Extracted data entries
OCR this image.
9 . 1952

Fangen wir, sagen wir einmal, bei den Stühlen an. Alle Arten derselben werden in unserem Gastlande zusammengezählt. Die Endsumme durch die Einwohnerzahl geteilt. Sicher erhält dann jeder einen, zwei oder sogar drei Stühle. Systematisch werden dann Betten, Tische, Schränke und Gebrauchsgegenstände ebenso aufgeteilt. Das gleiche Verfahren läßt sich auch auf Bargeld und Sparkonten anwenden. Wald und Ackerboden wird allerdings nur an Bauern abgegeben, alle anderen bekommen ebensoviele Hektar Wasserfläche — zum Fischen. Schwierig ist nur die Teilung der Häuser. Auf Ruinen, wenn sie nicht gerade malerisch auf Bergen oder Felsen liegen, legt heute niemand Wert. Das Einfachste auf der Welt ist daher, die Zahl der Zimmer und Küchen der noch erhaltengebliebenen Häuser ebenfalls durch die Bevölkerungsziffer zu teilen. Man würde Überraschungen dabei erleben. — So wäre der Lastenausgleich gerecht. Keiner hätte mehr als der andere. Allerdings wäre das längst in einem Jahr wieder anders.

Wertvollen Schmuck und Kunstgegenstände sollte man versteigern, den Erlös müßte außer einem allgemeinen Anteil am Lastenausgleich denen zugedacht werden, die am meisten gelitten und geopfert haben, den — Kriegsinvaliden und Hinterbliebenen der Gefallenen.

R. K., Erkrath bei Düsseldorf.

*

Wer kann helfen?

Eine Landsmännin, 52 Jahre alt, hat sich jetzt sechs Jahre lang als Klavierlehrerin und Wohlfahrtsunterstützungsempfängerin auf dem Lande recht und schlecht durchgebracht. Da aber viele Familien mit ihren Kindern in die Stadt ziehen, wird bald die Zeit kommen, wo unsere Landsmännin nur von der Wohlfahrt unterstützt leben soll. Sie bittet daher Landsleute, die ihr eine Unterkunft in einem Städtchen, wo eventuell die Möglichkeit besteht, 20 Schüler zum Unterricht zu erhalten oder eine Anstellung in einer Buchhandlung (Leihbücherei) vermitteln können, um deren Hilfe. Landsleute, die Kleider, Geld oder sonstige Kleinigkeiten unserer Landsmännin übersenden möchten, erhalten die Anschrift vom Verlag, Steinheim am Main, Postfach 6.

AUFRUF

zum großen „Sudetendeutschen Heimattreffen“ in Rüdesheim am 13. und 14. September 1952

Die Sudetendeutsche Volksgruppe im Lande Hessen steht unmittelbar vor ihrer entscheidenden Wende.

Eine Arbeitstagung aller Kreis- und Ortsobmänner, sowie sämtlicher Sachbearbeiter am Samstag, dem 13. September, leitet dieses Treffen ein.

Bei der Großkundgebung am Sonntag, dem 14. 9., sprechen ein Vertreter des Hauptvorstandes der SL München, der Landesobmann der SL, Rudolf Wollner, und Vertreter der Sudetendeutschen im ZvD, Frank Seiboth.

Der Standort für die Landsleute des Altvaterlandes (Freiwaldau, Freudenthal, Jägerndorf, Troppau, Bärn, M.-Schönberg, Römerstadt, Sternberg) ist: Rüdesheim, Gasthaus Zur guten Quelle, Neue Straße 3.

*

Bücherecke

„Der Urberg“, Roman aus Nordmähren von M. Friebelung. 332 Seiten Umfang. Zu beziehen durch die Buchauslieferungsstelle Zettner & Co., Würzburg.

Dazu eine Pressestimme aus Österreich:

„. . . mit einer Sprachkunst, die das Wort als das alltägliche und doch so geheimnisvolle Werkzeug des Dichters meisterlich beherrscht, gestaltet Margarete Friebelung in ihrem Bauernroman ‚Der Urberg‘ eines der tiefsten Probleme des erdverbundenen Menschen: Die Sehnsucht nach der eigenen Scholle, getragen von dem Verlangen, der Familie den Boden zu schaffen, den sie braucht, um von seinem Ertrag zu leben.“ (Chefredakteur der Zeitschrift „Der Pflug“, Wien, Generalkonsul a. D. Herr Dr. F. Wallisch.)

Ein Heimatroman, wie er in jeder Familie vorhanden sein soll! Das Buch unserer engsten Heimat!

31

[YOUR GOAL]
Copy all lines above containing the string "Friebelung".

[WRITTEN REPLY]
„Der Urberg“, Roman aus Nordmähren von M. Friebelung. 332 Seiten Umfang. Zu beziehen durch die Buchauslieferungsstelle Zettner & Co., Würzburg.
„. . . mit einer Sprachkunst, die das Wort als das alltägliche und doch so geheimnisvolle Werkzeug des Dichters meisterlich beherrscht, gestaltet Margarete Friebelung in ihrem Bauernroman ‚Der Urberg‘ eines der tiefsten Probleme des erdverbundenen Menschen: Die Sehnsucht nach der eigenen Scholle, getragen von dem Verlangen, der Familie den Boden zu schaffen, den sie braucht, um von seinem Ertrag zu leben.“ (Chefredakteur der Zeitschrift „Der Pflug“, Wien, Generalkonsul a. D. Herr Dr. F. Wallisch.)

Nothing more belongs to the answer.